++++ Records supplied ++++

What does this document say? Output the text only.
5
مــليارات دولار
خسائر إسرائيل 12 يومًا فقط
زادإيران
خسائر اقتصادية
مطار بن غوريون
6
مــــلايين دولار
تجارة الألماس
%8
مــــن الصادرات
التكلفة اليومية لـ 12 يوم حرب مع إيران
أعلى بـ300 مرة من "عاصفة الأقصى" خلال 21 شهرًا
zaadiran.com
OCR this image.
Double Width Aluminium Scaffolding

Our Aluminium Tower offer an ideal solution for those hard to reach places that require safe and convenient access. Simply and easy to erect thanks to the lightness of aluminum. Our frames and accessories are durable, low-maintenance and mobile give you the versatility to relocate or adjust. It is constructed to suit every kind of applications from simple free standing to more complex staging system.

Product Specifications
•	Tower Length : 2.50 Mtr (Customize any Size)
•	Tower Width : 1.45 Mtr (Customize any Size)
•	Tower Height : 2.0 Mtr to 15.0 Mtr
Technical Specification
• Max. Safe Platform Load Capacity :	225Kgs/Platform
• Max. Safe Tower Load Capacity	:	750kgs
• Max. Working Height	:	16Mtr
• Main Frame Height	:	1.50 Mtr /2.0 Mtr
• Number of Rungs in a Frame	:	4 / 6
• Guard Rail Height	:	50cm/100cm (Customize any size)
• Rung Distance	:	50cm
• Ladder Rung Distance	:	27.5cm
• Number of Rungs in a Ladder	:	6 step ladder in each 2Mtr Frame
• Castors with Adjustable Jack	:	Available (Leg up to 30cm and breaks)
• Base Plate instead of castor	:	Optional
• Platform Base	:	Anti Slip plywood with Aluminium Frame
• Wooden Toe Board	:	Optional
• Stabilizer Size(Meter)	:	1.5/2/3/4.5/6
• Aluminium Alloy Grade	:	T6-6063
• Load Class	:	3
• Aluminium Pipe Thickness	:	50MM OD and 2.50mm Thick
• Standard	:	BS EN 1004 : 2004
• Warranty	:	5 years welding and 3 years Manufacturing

++++

_What is required_
Using the listing above, state the number of lines that hold "Customize", with no other text.

_Solution to the problem_
3